### GIVEN RECORDS
-- Begin --

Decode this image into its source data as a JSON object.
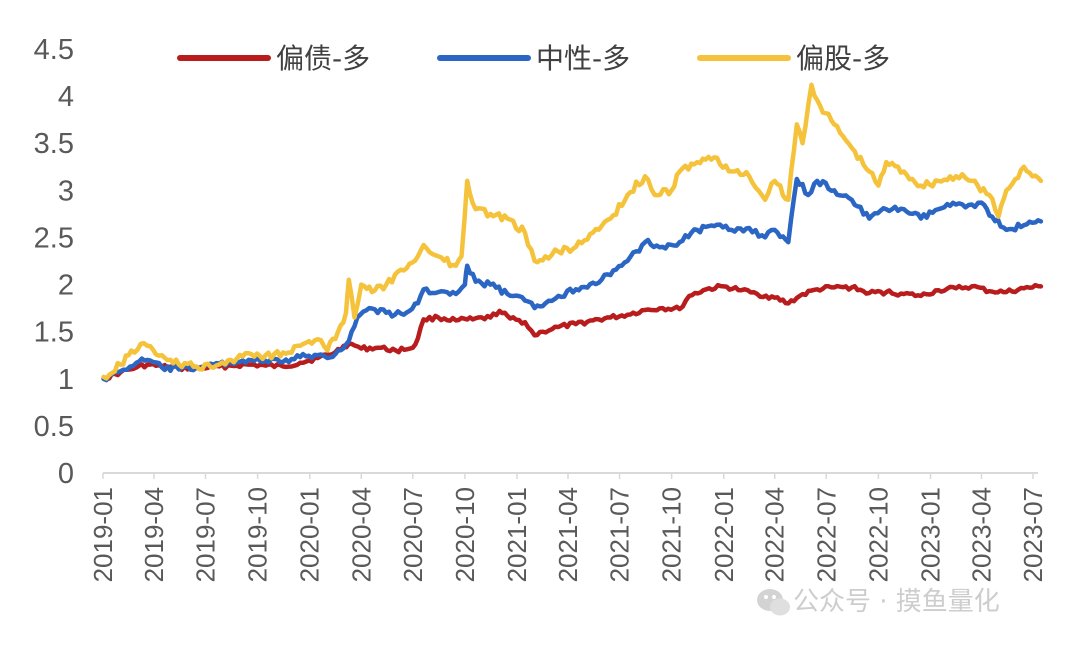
{
  "chart_data": {
    "type": "line",
    "title": "",
    "xlabel": "",
    "ylabel": "",
    "ylim": [
      0,
      4.5
    ],
    "yticks": [
      "0",
      "0.5",
      "1",
      "1.5",
      "2",
      "2.5",
      "3",
      "3.5",
      "4",
      "4.5"
    ],
    "xticks": [
      "2019-01",
      "2019-04",
      "2019-07",
      "2019-10",
      "2020-01",
      "2020-04",
      "2020-07",
      "2020-10",
      "2021-01",
      "2021-04",
      "2021-07",
      "2021-10",
      "2022-01",
      "2022-04",
      "2022-07",
      "2022-10",
      "2023-01",
      "2023-04",
      "2023-07"
    ],
    "grid": false,
    "legend_position": "top",
    "series": [
      {
        "name": "偏债-多",
        "color": "#b81c1c",
        "points": [
          [
            "2019-01-02",
            1.0
          ],
          [
            "2019-02-01",
            1.07
          ],
          [
            "2019-03-01",
            1.12
          ],
          [
            "2019-03-20",
            1.15
          ],
          [
            "2019-04-15",
            1.13
          ],
          [
            "2019-05-15",
            1.11
          ],
          [
            "2019-06-15",
            1.12
          ],
          [
            "2019-07-15",
            1.12
          ],
          [
            "2019-08-15",
            1.14
          ],
          [
            "2019-09-15",
            1.15
          ],
          [
            "2019-10-15",
            1.14
          ],
          [
            "2019-11-15",
            1.13
          ],
          [
            "2019-12-15",
            1.17
          ],
          [
            "2020-01-15",
            1.22
          ],
          [
            "2020-02-15",
            1.28
          ],
          [
            "2020-03-01",
            1.35
          ],
          [
            "2020-03-15",
            1.37
          ],
          [
            "2020-04-01",
            1.32
          ],
          [
            "2020-05-01",
            1.33
          ],
          [
            "2020-06-01",
            1.3
          ],
          [
            "2020-07-01",
            1.33
          ],
          [
            "2020-07-10",
            1.43
          ],
          [
            "2020-07-20",
            1.63
          ],
          [
            "2020-08-15",
            1.65
          ],
          [
            "2020-09-15",
            1.62
          ],
          [
            "2020-10-15",
            1.63
          ],
          [
            "2020-11-15",
            1.65
          ],
          [
            "2020-12-01",
            1.72
          ],
          [
            "2020-12-20",
            1.64
          ],
          [
            "2021-01-15",
            1.6
          ],
          [
            "2021-02-01",
            1.46
          ],
          [
            "2021-02-15",
            1.5
          ],
          [
            "2021-03-15",
            1.55
          ],
          [
            "2021-04-15",
            1.58
          ],
          [
            "2021-05-15",
            1.62
          ],
          [
            "2021-06-15",
            1.65
          ],
          [
            "2021-07-15",
            1.68
          ],
          [
            "2021-08-15",
            1.73
          ],
          [
            "2021-09-15",
            1.75
          ],
          [
            "2021-10-15",
            1.74
          ],
          [
            "2021-11-01",
            1.88
          ],
          [
            "2021-12-01",
            1.95
          ],
          [
            "2022-01-01",
            1.98
          ],
          [
            "2022-02-01",
            1.94
          ],
          [
            "2022-03-01",
            1.9
          ],
          [
            "2022-04-01",
            1.86
          ],
          [
            "2022-04-25",
            1.8
          ],
          [
            "2022-05-15",
            1.88
          ],
          [
            "2022-06-15",
            1.95
          ],
          [
            "2022-07-15",
            1.97
          ],
          [
            "2022-08-15",
            1.97
          ],
          [
            "2022-09-15",
            1.91
          ],
          [
            "2022-10-15",
            1.92
          ],
          [
            "2022-11-15",
            1.9
          ],
          [
            "2022-12-15",
            1.88
          ],
          [
            "2023-01-15",
            1.94
          ],
          [
            "2023-02-15",
            1.96
          ],
          [
            "2023-03-15",
            1.98
          ],
          [
            "2023-04-15",
            1.93
          ],
          [
            "2023-05-15",
            1.92
          ],
          [
            "2023-06-15",
            1.96
          ],
          [
            "2023-07-15",
            1.98
          ]
        ]
      },
      {
        "name": "中性-多",
        "color": "#2b66c4",
        "points": [
          [
            "2019-01-02",
            1.0
          ],
          [
            "2019-02-01",
            1.08
          ],
          [
            "2019-03-01",
            1.17
          ],
          [
            "2019-03-20",
            1.2
          ],
          [
            "2019-04-15",
            1.12
          ],
          [
            "2019-05-15",
            1.1
          ],
          [
            "2019-06-15",
            1.12
          ],
          [
            "2019-07-15",
            1.15
          ],
          [
            "2019-08-15",
            1.17
          ],
          [
            "2019-09-15",
            1.2
          ],
          [
            "2019-10-15",
            1.19
          ],
          [
            "2019-11-15",
            1.18
          ],
          [
            "2019-12-15",
            1.23
          ],
          [
            "2020-01-15",
            1.25
          ],
          [
            "2020-02-01",
            1.22
          ],
          [
            "2020-02-20",
            1.3
          ],
          [
            "2020-03-10",
            1.4
          ],
          [
            "2020-03-25",
            1.65
          ],
          [
            "2020-04-15",
            1.75
          ],
          [
            "2020-05-15",
            1.7
          ],
          [
            "2020-06-15",
            1.68
          ],
          [
            "2020-07-10",
            1.8
          ],
          [
            "2020-07-20",
            1.95
          ],
          [
            "2020-08-15",
            1.92
          ],
          [
            "2020-09-15",
            1.9
          ],
          [
            "2020-10-01",
            2.0
          ],
          [
            "2020-10-05",
            2.2
          ],
          [
            "2020-10-20",
            2.03
          ],
          [
            "2020-11-15",
            2.0
          ],
          [
            "2020-12-15",
            1.9
          ],
          [
            "2021-01-15",
            1.83
          ],
          [
            "2021-02-01",
            1.75
          ],
          [
            "2021-02-20",
            1.8
          ],
          [
            "2021-03-15",
            1.88
          ],
          [
            "2021-04-15",
            1.95
          ],
          [
            "2021-05-15",
            2.02
          ],
          [
            "2021-06-15",
            2.1
          ],
          [
            "2021-07-15",
            2.25
          ],
          [
            "2021-08-15",
            2.45
          ],
          [
            "2021-09-15",
            2.4
          ],
          [
            "2021-10-15",
            2.45
          ],
          [
            "2021-11-15",
            2.58
          ],
          [
            "2021-12-15",
            2.62
          ],
          [
            "2022-01-15",
            2.58
          ],
          [
            "2022-02-15",
            2.6
          ],
          [
            "2022-03-15",
            2.5
          ],
          [
            "2022-04-01",
            2.58
          ],
          [
            "2022-04-25",
            2.45
          ],
          [
            "2022-05-10",
            3.12
          ],
          [
            "2022-05-30",
            2.95
          ],
          [
            "2022-06-15",
            3.1
          ],
          [
            "2022-07-15",
            3.0
          ],
          [
            "2022-08-15",
            2.9
          ],
          [
            "2022-09-15",
            2.7
          ],
          [
            "2022-10-15",
            2.8
          ],
          [
            "2022-11-15",
            2.8
          ],
          [
            "2022-12-15",
            2.7
          ],
          [
            "2023-01-15",
            2.8
          ],
          [
            "2023-02-15",
            2.85
          ],
          [
            "2023-03-15",
            2.85
          ],
          [
            "2023-04-01",
            2.87
          ],
          [
            "2023-04-20",
            2.72
          ],
          [
            "2023-05-15",
            2.58
          ],
          [
            "2023-06-15",
            2.63
          ],
          [
            "2023-07-15",
            2.67
          ]
        ]
      },
      {
        "name": "偏股-多",
        "color": "#f5c33b",
        "points": [
          [
            "2019-01-02",
            1.02
          ],
          [
            "2019-02-01",
            1.15
          ],
          [
            "2019-02-20",
            1.3
          ],
          [
            "2019-03-20",
            1.35
          ],
          [
            "2019-04-15",
            1.25
          ],
          [
            "2019-05-15",
            1.15
          ],
          [
            "2019-06-15",
            1.13
          ],
          [
            "2019-07-15",
            1.12
          ],
          [
            "2019-08-15",
            1.2
          ],
          [
            "2019-09-15",
            1.27
          ],
          [
            "2019-10-15",
            1.25
          ],
          [
            "2019-11-15",
            1.28
          ],
          [
            "2019-12-15",
            1.35
          ],
          [
            "2020-01-15",
            1.42
          ],
          [
            "2020-02-01",
            1.3
          ],
          [
            "2020-02-20",
            1.5
          ],
          [
            "2020-03-05",
            1.7
          ],
          [
            "2020-03-10",
            2.05
          ],
          [
            "2020-03-20",
            1.65
          ],
          [
            "2020-04-01",
            2.0
          ],
          [
            "2020-04-20",
            1.92
          ],
          [
            "2020-05-15",
            2.0
          ],
          [
            "2020-06-15",
            2.15
          ],
          [
            "2020-07-10",
            2.3
          ],
          [
            "2020-07-20",
            2.42
          ],
          [
            "2020-08-15",
            2.3
          ],
          [
            "2020-09-15",
            2.2
          ],
          [
            "2020-09-25",
            2.3
          ],
          [
            "2020-10-05",
            3.1
          ],
          [
            "2020-10-20",
            2.8
          ],
          [
            "2020-11-15",
            2.75
          ],
          [
            "2020-12-15",
            2.7
          ],
          [
            "2021-01-15",
            2.55
          ],
          [
            "2021-02-01",
            2.25
          ],
          [
            "2021-02-20",
            2.3
          ],
          [
            "2021-03-15",
            2.35
          ],
          [
            "2021-04-15",
            2.4
          ],
          [
            "2021-05-15",
            2.55
          ],
          [
            "2021-06-15",
            2.7
          ],
          [
            "2021-07-15",
            2.95
          ],
          [
            "2021-08-15",
            3.15
          ],
          [
            "2021-09-01",
            2.95
          ],
          [
            "2021-10-01",
            3.0
          ],
          [
            "2021-10-15",
            3.2
          ],
          [
            "2021-11-15",
            3.3
          ],
          [
            "2021-12-15",
            3.35
          ],
          [
            "2022-01-15",
            3.2
          ],
          [
            "2022-02-15",
            3.15
          ],
          [
            "2022-03-15",
            2.9
          ],
          [
            "2022-04-01",
            3.1
          ],
          [
            "2022-04-25",
            2.9
          ],
          [
            "2022-05-10",
            3.7
          ],
          [
            "2022-05-20",
            3.5
          ],
          [
            "2022-06-05",
            4.12
          ],
          [
            "2022-06-20",
            3.9
          ],
          [
            "2022-07-15",
            3.7
          ],
          [
            "2022-08-15",
            3.45
          ],
          [
            "2022-09-15",
            3.2
          ],
          [
            "2022-10-01",
            3.05
          ],
          [
            "2022-10-15",
            3.3
          ],
          [
            "2022-11-15",
            3.2
          ],
          [
            "2022-12-15",
            3.05
          ],
          [
            "2023-01-15",
            3.1
          ],
          [
            "2023-02-15",
            3.15
          ],
          [
            "2023-03-15",
            3.1
          ],
          [
            "2023-04-15",
            2.95
          ],
          [
            "2023-05-01",
            2.72
          ],
          [
            "2023-05-15",
            3.0
          ],
          [
            "2023-06-15",
            3.25
          ],
          [
            "2023-07-15",
            3.1
          ]
        ]
      }
    ]
  },
  "watermark": {
    "icon": "wechat-icon",
    "text": "公众号 · 摸鱼量化"
  }
}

-- End --

### OBJECTIVE
Which lines above contain "color"? Show each of them.

### TASK SOLUTION
        "color": "#b81c1c",
        "color": "#2b66c4",
        "color": "#f5c33b",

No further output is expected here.